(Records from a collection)
#####
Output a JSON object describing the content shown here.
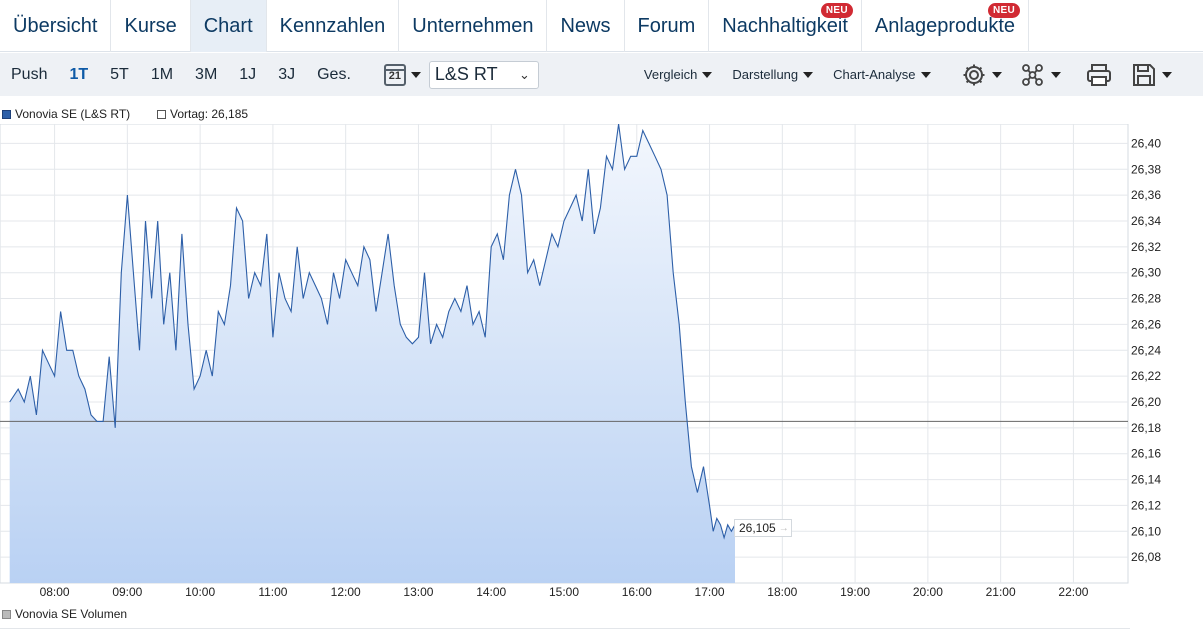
{
  "tabs": [
    {
      "label": "Übersicht"
    },
    {
      "label": "Kurse"
    },
    {
      "label": "Chart"
    },
    {
      "label": "Kennzahlen"
    },
    {
      "label": "Unternehmen"
    },
    {
      "label": "News"
    },
    {
      "label": "Forum"
    },
    {
      "label": "Nachhaltigkeit",
      "badge": "NEU"
    },
    {
      "label": "Anlageprodukte",
      "badge": "NEU"
    }
  ],
  "active_tab": "Chart",
  "periods": [
    "Push",
    "1T",
    "5T",
    "1M",
    "3M",
    "1J",
    "3J",
    "Ges."
  ],
  "active_period": "1T",
  "calendar_day": "21",
  "exchange_select": "L&S RT",
  "menus": {
    "vergleich": "Vergleich",
    "darstellung": "Darstellung",
    "analyse": "Chart-Analyse"
  },
  "icons": [
    "gear-icon",
    "network-icon",
    "print-icon",
    "save-icon"
  ],
  "legend": {
    "series": "Vonovia SE (L&S RT)",
    "prev": "Vortag: 26,185",
    "volume": "Vonovia SE Volumen"
  },
  "last_price_label": "26,105",
  "colors": {
    "accent": "#0d5aa7",
    "line": "#2d5fa8",
    "badge": "#d12a33"
  },
  "chart_data": {
    "type": "area",
    "x_range": [
      "07:15",
      "22:45"
    ],
    "x_ticks": [
      "08:00",
      "09:00",
      "10:00",
      "11:00",
      "12:00",
      "13:00",
      "14:00",
      "15:00",
      "16:00",
      "17:00",
      "18:00",
      "19:00",
      "20:00",
      "21:00",
      "22:00"
    ],
    "ylim": [
      26.06,
      26.415
    ],
    "y_ticks": [
      "26,08",
      "26,10",
      "26,12",
      "26,14",
      "26,16",
      "26,18",
      "26,20",
      "26,22",
      "26,24",
      "26,26",
      "26,28",
      "26,30",
      "26,32",
      "26,34",
      "26,36",
      "26,38",
      "26,40"
    ],
    "previous_close": 26.185,
    "series": [
      {
        "name": "Vonovia SE (L&S RT)",
        "x": [
          "07:23",
          "07:30",
          "07:35",
          "07:40",
          "07:45",
          "07:50",
          "07:55",
          "08:00",
          "08:05",
          "08:10",
          "08:15",
          "08:20",
          "08:25",
          "08:30",
          "08:35",
          "08:40",
          "08:45",
          "08:50",
          "08:55",
          "09:00",
          "09:05",
          "09:10",
          "09:15",
          "09:20",
          "09:25",
          "09:30",
          "09:35",
          "09:40",
          "09:45",
          "09:50",
          "09:55",
          "10:00",
          "10:05",
          "10:10",
          "10:15",
          "10:20",
          "10:25",
          "10:30",
          "10:35",
          "10:40",
          "10:45",
          "10:50",
          "10:55",
          "11:00",
          "11:05",
          "11:10",
          "11:15",
          "11:20",
          "11:25",
          "11:30",
          "11:35",
          "11:40",
          "11:45",
          "11:50",
          "11:55",
          "12:00",
          "12:05",
          "12:10",
          "12:15",
          "12:20",
          "12:25",
          "12:30",
          "12:35",
          "12:40",
          "12:45",
          "12:50",
          "12:55",
          "13:00",
          "13:05",
          "13:10",
          "13:15",
          "13:20",
          "13:25",
          "13:30",
          "13:35",
          "13:40",
          "13:45",
          "13:50",
          "13:55",
          "14:00",
          "14:05",
          "14:10",
          "14:15",
          "14:20",
          "14:25",
          "14:30",
          "14:35",
          "14:40",
          "14:45",
          "14:50",
          "14:55",
          "15:00",
          "15:05",
          "15:10",
          "15:15",
          "15:20",
          "15:25",
          "15:30",
          "15:35",
          "15:40",
          "15:45",
          "15:50",
          "15:55",
          "16:00",
          "16:05",
          "16:10",
          "16:15",
          "16:20",
          "16:25",
          "16:30",
          "16:35",
          "16:40",
          "16:45",
          "16:50",
          "16:55",
          "17:00",
          "17:03",
          "17:06",
          "17:09",
          "17:12",
          "17:15",
          "17:18",
          "17:21"
        ],
        "values": [
          26.2,
          26.21,
          26.2,
          26.22,
          26.19,
          26.24,
          26.23,
          26.22,
          26.27,
          26.24,
          26.24,
          26.22,
          26.21,
          26.19,
          26.185,
          26.185,
          26.235,
          26.18,
          26.3,
          26.36,
          26.3,
          26.24,
          26.34,
          26.28,
          26.34,
          26.26,
          26.3,
          26.24,
          26.33,
          26.26,
          26.21,
          26.22,
          26.24,
          26.22,
          26.27,
          26.26,
          26.29,
          26.35,
          26.34,
          26.28,
          26.3,
          26.29,
          26.33,
          26.25,
          26.3,
          26.28,
          26.27,
          26.32,
          26.28,
          26.3,
          26.29,
          26.28,
          26.26,
          26.3,
          26.28,
          26.31,
          26.3,
          26.29,
          26.32,
          26.31,
          26.27,
          26.3,
          26.33,
          26.29,
          26.26,
          26.25,
          26.245,
          26.25,
          26.3,
          26.245,
          26.26,
          26.25,
          26.27,
          26.28,
          26.27,
          26.29,
          26.26,
          26.27,
          26.25,
          26.32,
          26.33,
          26.31,
          26.36,
          26.38,
          26.36,
          26.3,
          26.31,
          26.29,
          26.31,
          26.33,
          26.32,
          26.34,
          26.35,
          26.36,
          26.34,
          26.38,
          26.33,
          26.35,
          26.39,
          26.38,
          26.415,
          26.38,
          26.39,
          26.39,
          26.41,
          26.4,
          26.39,
          26.38,
          26.36,
          26.3,
          26.26,
          26.2,
          26.15,
          26.13,
          26.15,
          26.12,
          26.1,
          26.11,
          26.105,
          26.095,
          26.105,
          26.1,
          26.105
        ]
      }
    ]
  }
}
#####
What you should do:
Write out all the entries exactly, except for the pictures.

Result for this exercise:
Output a JSON object describing the content shown here.
{
  "tabs": [
    {
      "label": "Übersicht"
    },
    {
      "label": "Kurse"
    },
    {
      "label": "Chart"
    },
    {
      "label": "Kennzahlen"
    },
    {
      "label": "Unternehmen"
    },
    {
      "label": "News"
    },
    {
      "label": "Forum"
    },
    {
      "label": "Nachhaltigkeit",
      "badge": "NEU"
    },
    {
      "label": "Anlageprodukte",
      "badge": "NEU"
    }
  ],
  "active_tab": "Chart",
  "periods": [
    "Push",
    "1T",
    "5T",
    "1M",
    "3M",
    "1J",
    "3J",
    "Ges."
  ],
  "active_period": "1T",
  "calendar_day": "21",
  "exchange_select": "L&S RT",
  "menus": {
    "vergleich": "Vergleich",
    "darstellung": "Darstellung",
    "analyse": "Chart-Analyse"
  },
  "icons": [
    "gear-icon",
    "network-icon",
    "print-icon",
    "save-icon"
  ],
  "legend": {
    "series": "Vonovia SE (L&S RT)",
    "prev": "Vortag: 26,185",
    "volume": "Vonovia SE Volumen"
  },
  "last_price_label": "26,105",
  "colors": {
    "accent": "#0d5aa7",
    "line": "#2d5fa8",
    "badge": "#d12a33"
  },
  "chart_data": {
    "type": "area",
    "x_range": [
      "07:15",
      "22:45"
    ],
    "x_ticks": [
      "08:00",
      "09:00",
      "10:00",
      "11:00",
      "12:00",
      "13:00",
      "14:00",
      "15:00",
      "16:00",
      "17:00",
      "18:00",
      "19:00",
      "20:00",
      "21:00",
      "22:00"
    ],
    "ylim": [
      26.06,
      26.415
    ],
    "y_ticks": [
      "26,08",
      "26,10",
      "26,12",
      "26,14",
      "26,16",
      "26,18",
      "26,20",
      "26,22",
      "26,24",
      "26,26",
      "26,28",
      "26,30",
      "26,32",
      "26,34",
      "26,36",
      "26,38",
      "26,40"
    ],
    "previous_close": 26.185,
    "series": [
      {
        "name": "Vonovia SE (L&S RT)",
        "x": [
          "07:23",
          "07:30",
          "07:35",
          "07:40",
          "07:45",
          "07:50",
          "07:55",
          "08:00",
          "08:05",
          "08:10",
          "08:15",
          "08:20",
          "08:25",
          "08:30",
          "08:35",
          "08:40",
          "08:45",
          "08:50",
          "08:55",
          "09:00",
          "09:05",
          "09:10",
          "09:15",
          "09:20",
          "09:25",
          "09:30",
          "09:35",
          "09:40",
          "09:45",
          "09:50",
          "09:55",
          "10:00",
          "10:05",
          "10:10",
          "10:15",
          "10:20",
          "10:25",
          "10:30",
          "10:35",
          "10:40",
          "10:45",
          "10:50",
          "10:55",
          "11:00",
          "11:05",
          "11:10",
          "11:15",
          "11:20",
          "11:25",
          "11:30",
          "11:35",
          "11:40",
          "11:45",
          "11:50",
          "11:55",
          "12:00",
          "12:05",
          "12:10",
          "12:15",
          "12:20",
          "12:25",
          "12:30",
          "12:35",
          "12:40",
          "12:45",
          "12:50",
          "12:55",
          "13:00",
          "13:05",
          "13:10",
          "13:15",
          "13:20",
          "13:25",
          "13:30",
          "13:35",
          "13:40",
          "13:45",
          "13:50",
          "13:55",
          "14:00",
          "14:05",
          "14:10",
          "14:15",
          "14:20",
          "14:25",
          "14:30",
          "14:35",
          "14:40",
          "14:45",
          "14:50",
          "14:55",
          "15:00",
          "15:05",
          "15:10",
          "15:15",
          "15:20",
          "15:25",
          "15:30",
          "15:35",
          "15:40",
          "15:45",
          "15:50",
          "15:55",
          "16:00",
          "16:05",
          "16:10",
          "16:15",
          "16:20",
          "16:25",
          "16:30",
          "16:35",
          "16:40",
          "16:45",
          "16:50",
          "16:55",
          "17:00",
          "17:03",
          "17:06",
          "17:09",
          "17:12",
          "17:15",
          "17:18",
          "17:21"
        ],
        "values": [
          26.2,
          26.21,
          26.2,
          26.22,
          26.19,
          26.24,
          26.23,
          26.22,
          26.27,
          26.24,
          26.24,
          26.22,
          26.21,
          26.19,
          26.185,
          26.185,
          26.235,
          26.18,
          26.3,
          26.36,
          26.3,
          26.24,
          26.34,
          26.28,
          26.34,
          26.26,
          26.3,
          26.24,
          26.33,
          26.26,
          26.21,
          26.22,
          26.24,
          26.22,
          26.27,
          26.26,
          26.29,
          26.35,
          26.34,
          26.28,
          26.3,
          26.29,
          26.33,
          26.25,
          26.3,
          26.28,
          26.27,
          26.32,
          26.28,
          26.3,
          26.29,
          26.28,
          26.26,
          26.3,
          26.28,
          26.31,
          26.3,
          26.29,
          26.32,
          26.31,
          26.27,
          26.3,
          26.33,
          26.29,
          26.26,
          26.25,
          26.245,
          26.25,
          26.3,
          26.245,
          26.26,
          26.25,
          26.27,
          26.28,
          26.27,
          26.29,
          26.26,
          26.27,
          26.25,
          26.32,
          26.33,
          26.31,
          26.36,
          26.38,
          26.36,
          26.3,
          26.31,
          26.29,
          26.31,
          26.33,
          26.32,
          26.34,
          26.35,
          26.36,
          26.34,
          26.38,
          26.33,
          26.35,
          26.39,
          26.38,
          26.415,
          26.38,
          26.39,
          26.39,
          26.41,
          26.4,
          26.39,
          26.38,
          26.36,
          26.3,
          26.26,
          26.2,
          26.15,
          26.13,
          26.15,
          26.12,
          26.1,
          26.11,
          26.105,
          26.095,
          26.105,
          26.1,
          26.105
        ]
      }
    ]
  }
}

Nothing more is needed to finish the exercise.